## STORED ROWS

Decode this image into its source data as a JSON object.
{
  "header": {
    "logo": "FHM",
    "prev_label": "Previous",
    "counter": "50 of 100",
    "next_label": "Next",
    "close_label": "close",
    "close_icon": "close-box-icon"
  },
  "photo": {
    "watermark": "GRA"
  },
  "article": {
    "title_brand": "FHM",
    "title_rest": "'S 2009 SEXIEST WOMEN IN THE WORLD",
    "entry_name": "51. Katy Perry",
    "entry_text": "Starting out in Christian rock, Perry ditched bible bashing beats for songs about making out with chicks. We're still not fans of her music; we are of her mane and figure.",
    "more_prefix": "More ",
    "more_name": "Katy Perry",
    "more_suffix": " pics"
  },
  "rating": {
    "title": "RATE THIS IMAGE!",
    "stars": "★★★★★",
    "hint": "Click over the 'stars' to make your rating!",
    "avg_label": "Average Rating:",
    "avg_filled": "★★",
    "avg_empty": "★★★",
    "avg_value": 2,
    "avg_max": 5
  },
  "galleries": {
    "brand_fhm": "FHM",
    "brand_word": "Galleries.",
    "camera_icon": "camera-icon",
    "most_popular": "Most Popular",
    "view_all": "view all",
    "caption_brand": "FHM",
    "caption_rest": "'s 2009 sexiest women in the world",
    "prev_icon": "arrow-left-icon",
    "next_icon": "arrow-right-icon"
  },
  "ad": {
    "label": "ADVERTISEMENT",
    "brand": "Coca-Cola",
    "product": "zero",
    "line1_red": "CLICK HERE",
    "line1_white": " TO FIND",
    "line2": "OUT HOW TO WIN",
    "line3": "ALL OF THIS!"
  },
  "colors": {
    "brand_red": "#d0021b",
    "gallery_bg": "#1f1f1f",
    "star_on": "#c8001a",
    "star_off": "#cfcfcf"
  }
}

## WHAT YOU ARE ASKED TO DO
Copy out the material word for word and line for line.

## TASK OUTPUT
Decode this image into its source data as a JSON object.
{
  "header": {
    "logo": "FHM",
    "prev_label": "Previous",
    "counter": "50 of 100",
    "next_label": "Next",
    "close_label": "close",
    "close_icon": "close-box-icon"
  },
  "photo": {
    "watermark": "GRA"
  },
  "article": {
    "title_brand": "FHM",
    "title_rest": "'S 2009 SEXIEST WOMEN IN THE WORLD",
    "entry_name": "51. Katy Perry",
    "entry_text": "Starting out in Christian rock, Perry ditched bible bashing beats for songs about making out with chicks. We're still not fans of her music; we are of her mane and figure.",
    "more_prefix": "More ",
    "more_name": "Katy Perry",
    "more_suffix": " pics"
  },
  "rating": {
    "title": "RATE THIS IMAGE!",
    "stars": "★★★★★",
    "hint": "Click over the 'stars' to make your rating!",
    "avg_label": "Average Rating:",
    "avg_filled": "★★",
    "avg_empty": "★★★",
    "avg_value": 2,
    "avg_max": 5
  },
  "galleries": {
    "brand_fhm": "FHM",
    "brand_word": "Galleries.",
    "camera_icon": "camera-icon",
    "most_popular": "Most Popular",
    "view_all": "view all",
    "caption_brand": "FHM",
    "caption_rest": "'s 2009 sexiest women in the world",
    "prev_icon": "arrow-left-icon",
    "next_icon": "arrow-right-icon"
  },
  "ad": {
    "label": "ADVERTISEMENT",
    "brand": "Coca-Cola",
    "product": "zero",
    "line1_red": "CLICK HERE",
    "line1_white": " TO FIND",
    "line2": "OUT HOW TO WIN",
    "line3": "ALL OF THIS!"
  },
  "colors": {
    "brand_red": "#d0021b",
    "gallery_bg": "#1f1f1f",
    "star_on": "#c8001a",
    "star_off": "#cfcfcf"
  }
}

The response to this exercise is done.